--- Start of ENTRIES ---

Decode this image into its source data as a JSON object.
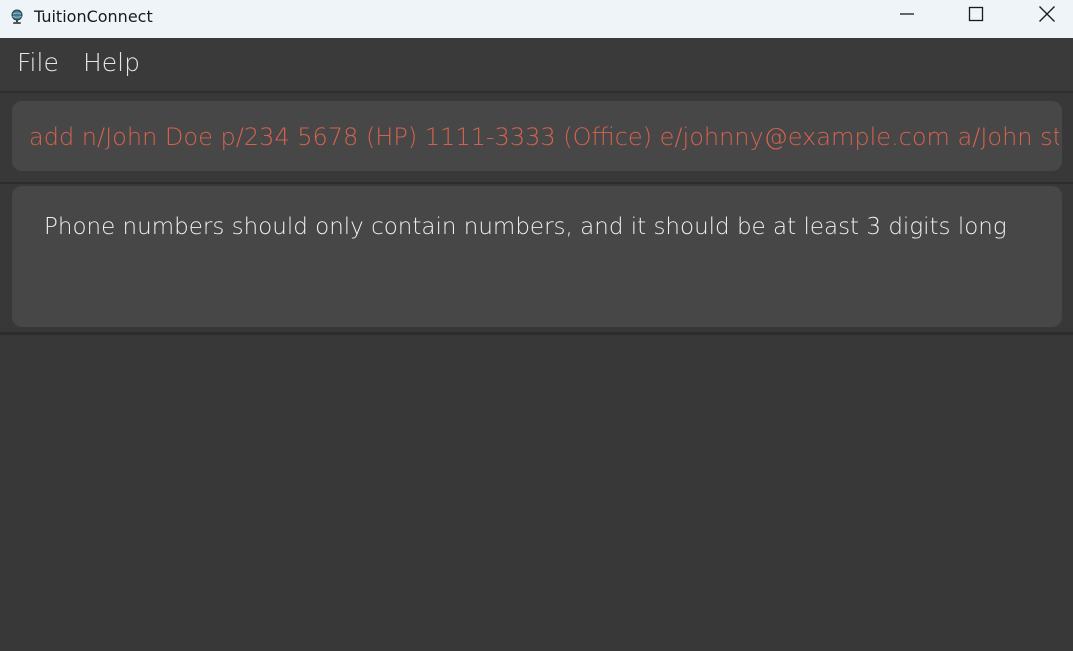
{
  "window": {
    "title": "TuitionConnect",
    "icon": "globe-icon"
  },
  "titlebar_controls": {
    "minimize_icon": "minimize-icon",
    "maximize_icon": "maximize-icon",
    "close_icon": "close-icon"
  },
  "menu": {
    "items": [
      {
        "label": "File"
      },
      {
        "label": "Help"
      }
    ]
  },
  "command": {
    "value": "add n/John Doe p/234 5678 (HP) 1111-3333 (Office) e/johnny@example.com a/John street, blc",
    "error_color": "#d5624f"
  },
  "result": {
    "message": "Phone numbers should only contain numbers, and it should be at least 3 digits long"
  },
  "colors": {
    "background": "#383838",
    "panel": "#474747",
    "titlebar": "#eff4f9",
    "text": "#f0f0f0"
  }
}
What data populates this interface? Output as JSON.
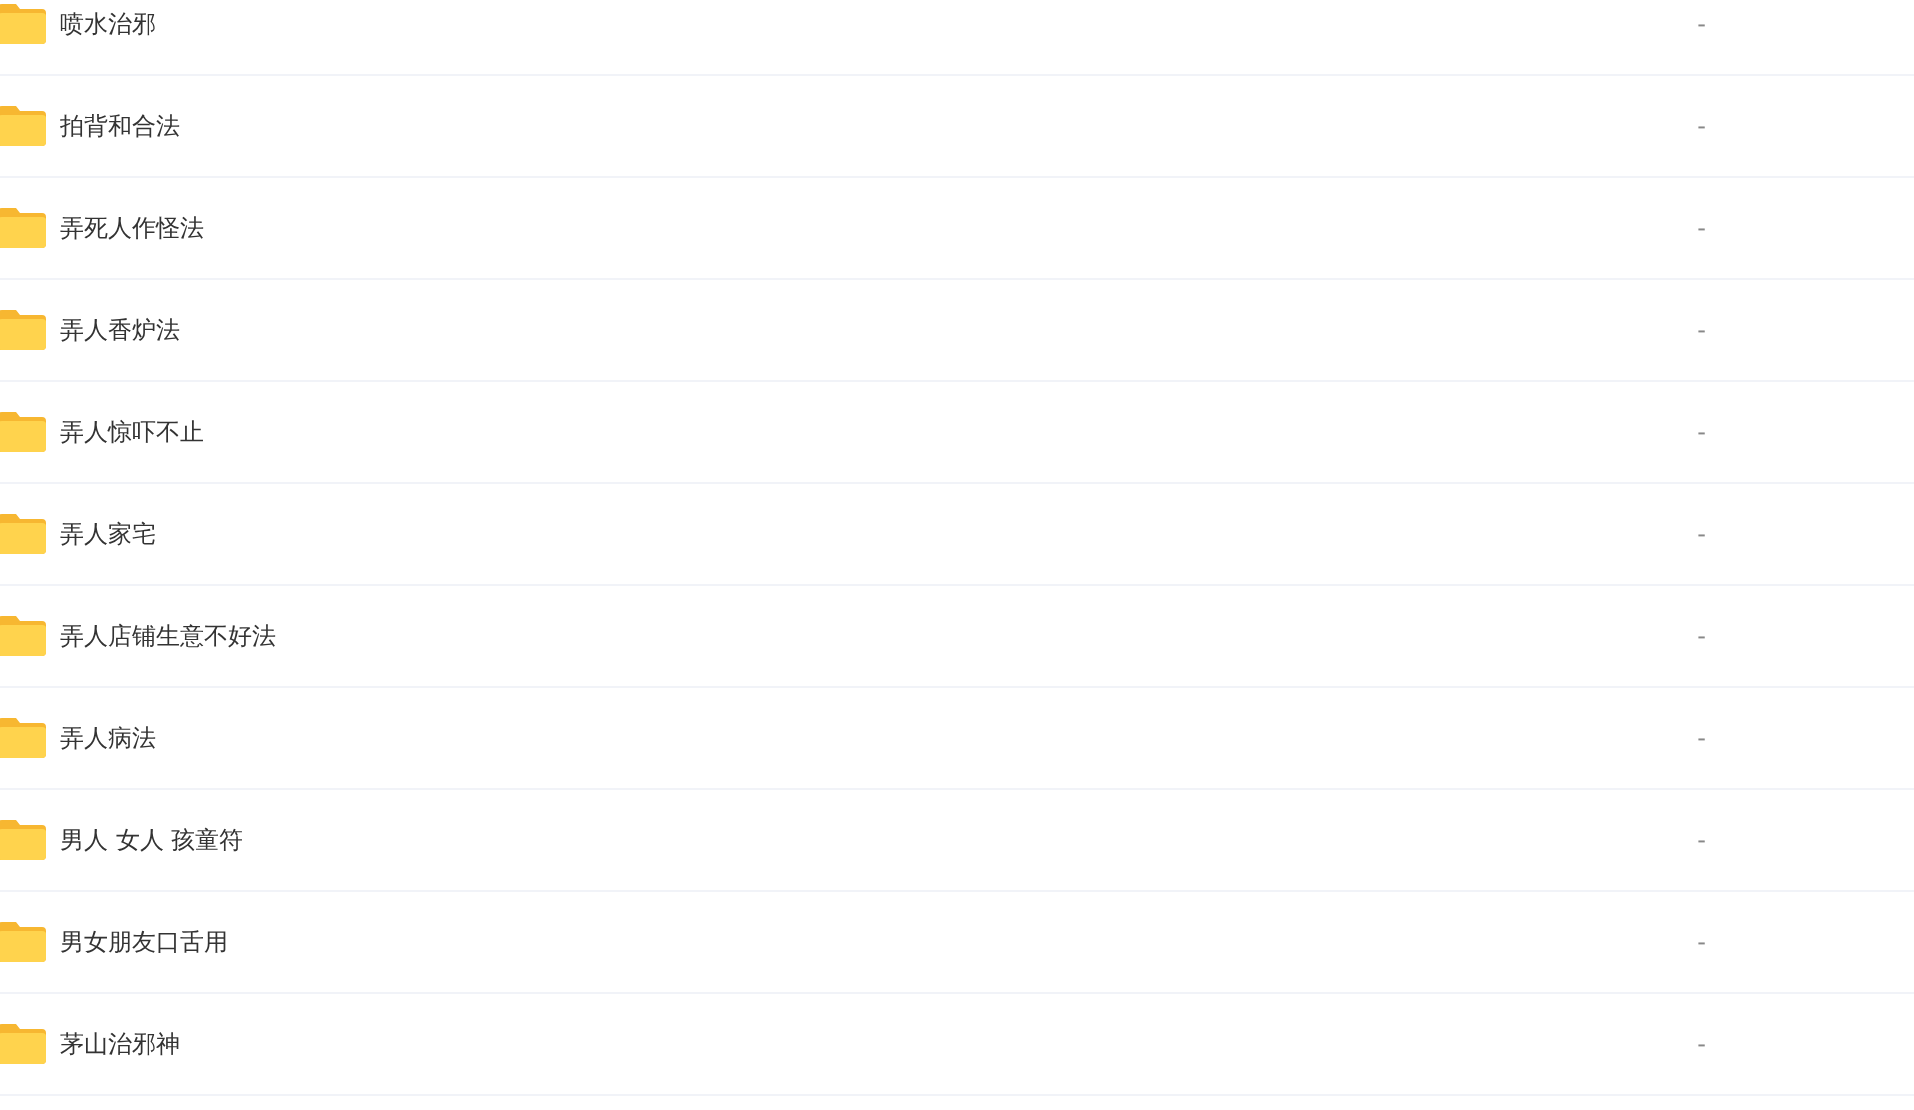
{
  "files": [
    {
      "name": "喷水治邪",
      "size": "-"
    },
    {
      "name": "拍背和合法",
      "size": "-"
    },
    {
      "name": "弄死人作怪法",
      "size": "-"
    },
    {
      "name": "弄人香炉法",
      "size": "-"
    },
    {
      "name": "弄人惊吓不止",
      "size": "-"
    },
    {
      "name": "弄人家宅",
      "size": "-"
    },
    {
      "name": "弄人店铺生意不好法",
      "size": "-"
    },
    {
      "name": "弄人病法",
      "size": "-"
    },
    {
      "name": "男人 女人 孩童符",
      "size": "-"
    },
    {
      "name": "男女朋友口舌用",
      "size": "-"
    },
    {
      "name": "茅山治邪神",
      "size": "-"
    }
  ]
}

--- End of ENTRIES ---
--- Start of ENTRIES ---

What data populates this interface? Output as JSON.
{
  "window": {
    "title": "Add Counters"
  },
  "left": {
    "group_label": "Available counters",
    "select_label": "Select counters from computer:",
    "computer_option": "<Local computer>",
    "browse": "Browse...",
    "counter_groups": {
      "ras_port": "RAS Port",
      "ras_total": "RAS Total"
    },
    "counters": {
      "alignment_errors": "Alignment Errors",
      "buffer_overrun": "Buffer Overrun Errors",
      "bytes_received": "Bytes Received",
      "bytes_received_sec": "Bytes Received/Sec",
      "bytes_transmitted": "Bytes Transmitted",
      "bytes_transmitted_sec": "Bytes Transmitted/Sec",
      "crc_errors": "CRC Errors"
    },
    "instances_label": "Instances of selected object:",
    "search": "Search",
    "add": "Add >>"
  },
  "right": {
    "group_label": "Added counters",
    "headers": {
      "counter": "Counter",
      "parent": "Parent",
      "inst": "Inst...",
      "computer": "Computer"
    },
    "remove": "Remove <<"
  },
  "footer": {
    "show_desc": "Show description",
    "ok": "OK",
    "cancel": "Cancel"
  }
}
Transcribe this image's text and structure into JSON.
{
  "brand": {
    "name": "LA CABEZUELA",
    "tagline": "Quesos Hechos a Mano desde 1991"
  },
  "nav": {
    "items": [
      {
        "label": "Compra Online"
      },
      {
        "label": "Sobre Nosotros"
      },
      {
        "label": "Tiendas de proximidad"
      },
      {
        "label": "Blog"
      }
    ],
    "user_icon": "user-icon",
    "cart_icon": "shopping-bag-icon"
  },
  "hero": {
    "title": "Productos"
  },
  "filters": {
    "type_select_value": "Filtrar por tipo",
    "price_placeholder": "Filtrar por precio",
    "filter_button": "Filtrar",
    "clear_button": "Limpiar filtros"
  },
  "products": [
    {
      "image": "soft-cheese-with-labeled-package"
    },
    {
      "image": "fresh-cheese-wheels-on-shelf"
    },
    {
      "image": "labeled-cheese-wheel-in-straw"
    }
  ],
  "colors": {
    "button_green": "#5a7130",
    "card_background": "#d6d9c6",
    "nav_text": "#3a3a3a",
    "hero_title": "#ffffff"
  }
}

--- End of ENTRIES ---

▶ [WHAT IS NEEDED]: Display every line of the listing that contains the string "Bytes".

▶ [ANSWER TO THE EXERCISE]:
      "bytes_received": "Bytes Received",
      "bytes_received_sec": "Bytes Received/Sec",
      "bytes_transmitted": "Bytes Transmitted",
      "bytes_transmitted_sec": "Bytes Transmitted/Sec",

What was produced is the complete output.